:: GIVEN INSTRUCTION ::
Filter the listing and keep only the lines with the word "structured".

Extracted data entries:

↓

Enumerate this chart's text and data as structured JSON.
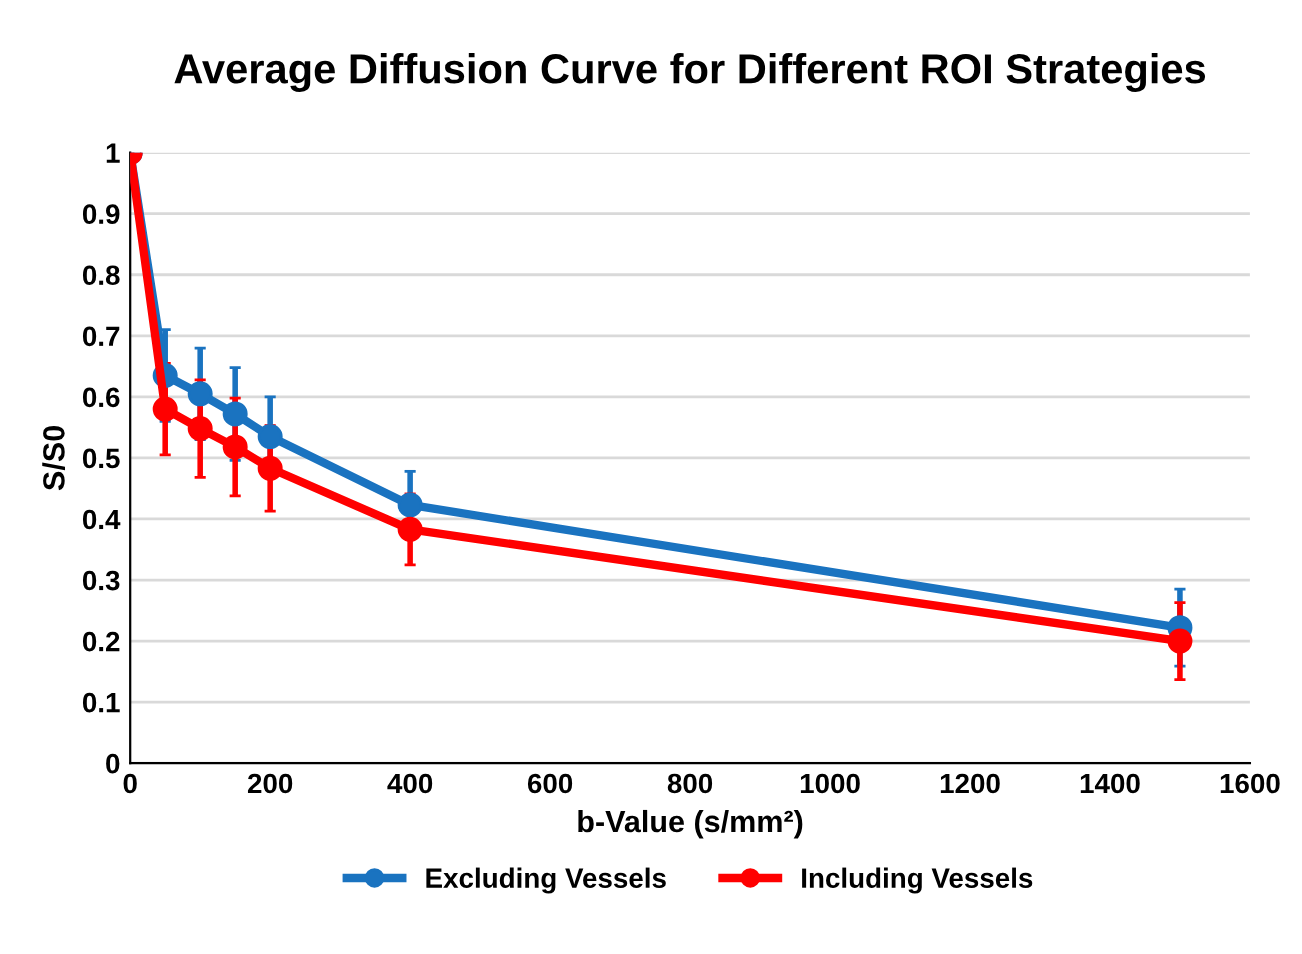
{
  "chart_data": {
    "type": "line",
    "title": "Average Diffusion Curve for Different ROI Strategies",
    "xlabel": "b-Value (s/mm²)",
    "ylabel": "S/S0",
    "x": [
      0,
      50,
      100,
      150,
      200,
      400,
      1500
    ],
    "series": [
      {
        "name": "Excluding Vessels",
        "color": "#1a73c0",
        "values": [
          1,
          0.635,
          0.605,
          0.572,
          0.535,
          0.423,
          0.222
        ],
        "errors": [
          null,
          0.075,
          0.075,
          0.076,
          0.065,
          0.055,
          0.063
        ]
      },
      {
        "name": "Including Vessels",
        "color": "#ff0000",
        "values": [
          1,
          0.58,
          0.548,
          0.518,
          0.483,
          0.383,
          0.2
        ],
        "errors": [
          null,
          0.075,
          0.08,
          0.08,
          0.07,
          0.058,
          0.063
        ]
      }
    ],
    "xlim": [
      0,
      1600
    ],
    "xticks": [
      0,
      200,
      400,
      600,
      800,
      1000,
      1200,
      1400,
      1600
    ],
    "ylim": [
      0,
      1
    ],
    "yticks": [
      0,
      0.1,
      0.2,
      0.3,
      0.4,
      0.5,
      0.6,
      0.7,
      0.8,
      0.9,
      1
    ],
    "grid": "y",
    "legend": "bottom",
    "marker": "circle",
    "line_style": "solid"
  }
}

↑
↓

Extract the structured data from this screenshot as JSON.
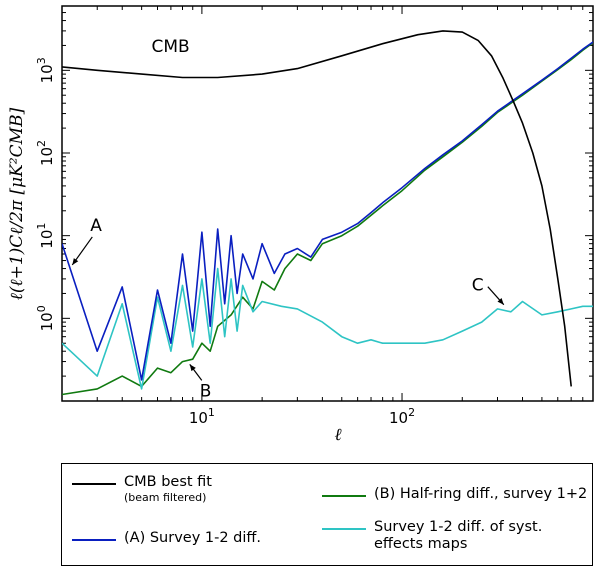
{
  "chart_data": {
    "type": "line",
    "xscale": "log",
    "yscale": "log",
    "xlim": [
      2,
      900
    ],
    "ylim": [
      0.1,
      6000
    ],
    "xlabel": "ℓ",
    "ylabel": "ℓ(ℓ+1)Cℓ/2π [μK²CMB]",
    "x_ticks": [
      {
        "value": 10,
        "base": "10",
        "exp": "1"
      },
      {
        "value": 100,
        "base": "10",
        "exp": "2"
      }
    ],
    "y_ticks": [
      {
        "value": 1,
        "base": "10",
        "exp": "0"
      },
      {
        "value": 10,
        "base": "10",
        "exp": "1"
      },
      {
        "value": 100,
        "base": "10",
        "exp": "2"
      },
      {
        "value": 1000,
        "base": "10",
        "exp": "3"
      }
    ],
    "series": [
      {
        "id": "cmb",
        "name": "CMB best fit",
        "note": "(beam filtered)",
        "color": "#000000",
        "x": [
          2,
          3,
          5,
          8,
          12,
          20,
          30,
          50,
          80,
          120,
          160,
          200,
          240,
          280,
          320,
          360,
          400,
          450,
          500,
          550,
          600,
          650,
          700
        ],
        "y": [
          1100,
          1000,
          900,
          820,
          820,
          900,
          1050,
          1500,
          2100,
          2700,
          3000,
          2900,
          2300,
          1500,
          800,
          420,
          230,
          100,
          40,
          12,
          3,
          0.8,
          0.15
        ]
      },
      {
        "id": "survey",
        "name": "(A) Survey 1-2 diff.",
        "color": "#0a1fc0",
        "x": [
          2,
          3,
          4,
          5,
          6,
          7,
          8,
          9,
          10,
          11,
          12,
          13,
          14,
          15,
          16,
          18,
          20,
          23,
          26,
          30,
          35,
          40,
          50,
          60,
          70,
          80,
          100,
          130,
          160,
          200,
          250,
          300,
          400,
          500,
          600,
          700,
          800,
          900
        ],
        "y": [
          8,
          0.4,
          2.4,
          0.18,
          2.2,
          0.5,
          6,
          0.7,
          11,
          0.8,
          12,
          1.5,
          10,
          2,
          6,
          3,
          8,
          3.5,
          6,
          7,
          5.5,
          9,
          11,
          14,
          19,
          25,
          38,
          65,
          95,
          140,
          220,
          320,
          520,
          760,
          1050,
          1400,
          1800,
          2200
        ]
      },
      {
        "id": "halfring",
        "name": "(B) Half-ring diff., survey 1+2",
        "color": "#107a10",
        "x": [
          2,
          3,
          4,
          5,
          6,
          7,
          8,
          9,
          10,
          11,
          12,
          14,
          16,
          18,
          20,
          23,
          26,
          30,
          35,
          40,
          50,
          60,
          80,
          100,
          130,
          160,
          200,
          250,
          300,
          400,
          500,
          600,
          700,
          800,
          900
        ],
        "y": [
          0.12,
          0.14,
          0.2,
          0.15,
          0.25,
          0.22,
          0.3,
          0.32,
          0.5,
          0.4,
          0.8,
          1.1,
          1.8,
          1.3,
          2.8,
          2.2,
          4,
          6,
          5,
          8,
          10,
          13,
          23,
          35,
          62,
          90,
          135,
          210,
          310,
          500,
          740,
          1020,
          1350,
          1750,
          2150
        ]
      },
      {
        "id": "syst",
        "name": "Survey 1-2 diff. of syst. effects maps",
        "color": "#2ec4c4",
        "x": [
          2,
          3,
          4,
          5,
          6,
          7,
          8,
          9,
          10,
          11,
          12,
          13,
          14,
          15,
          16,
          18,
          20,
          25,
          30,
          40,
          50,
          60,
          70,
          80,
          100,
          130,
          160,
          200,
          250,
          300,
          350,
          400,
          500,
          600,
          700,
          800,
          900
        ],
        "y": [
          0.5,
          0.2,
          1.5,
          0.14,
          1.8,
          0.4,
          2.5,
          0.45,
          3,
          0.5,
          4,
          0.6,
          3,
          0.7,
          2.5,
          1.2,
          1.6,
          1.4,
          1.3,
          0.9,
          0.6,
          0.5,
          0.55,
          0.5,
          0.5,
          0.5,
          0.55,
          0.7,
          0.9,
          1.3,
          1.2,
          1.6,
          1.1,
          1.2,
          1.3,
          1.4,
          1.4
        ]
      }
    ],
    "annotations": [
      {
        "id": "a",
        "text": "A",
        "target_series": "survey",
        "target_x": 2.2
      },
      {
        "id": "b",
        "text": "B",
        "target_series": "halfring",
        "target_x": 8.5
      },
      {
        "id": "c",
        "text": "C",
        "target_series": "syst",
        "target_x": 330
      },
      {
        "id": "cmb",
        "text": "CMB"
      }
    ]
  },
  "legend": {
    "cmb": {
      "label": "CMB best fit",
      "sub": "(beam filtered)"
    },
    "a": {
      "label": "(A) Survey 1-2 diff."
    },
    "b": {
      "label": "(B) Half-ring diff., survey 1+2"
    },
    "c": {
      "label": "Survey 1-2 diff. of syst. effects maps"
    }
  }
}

↑

:: REPLY ::
Enumerate this chart's text and data as structured JSON.
Extract the structured data from this screenshot as JSON.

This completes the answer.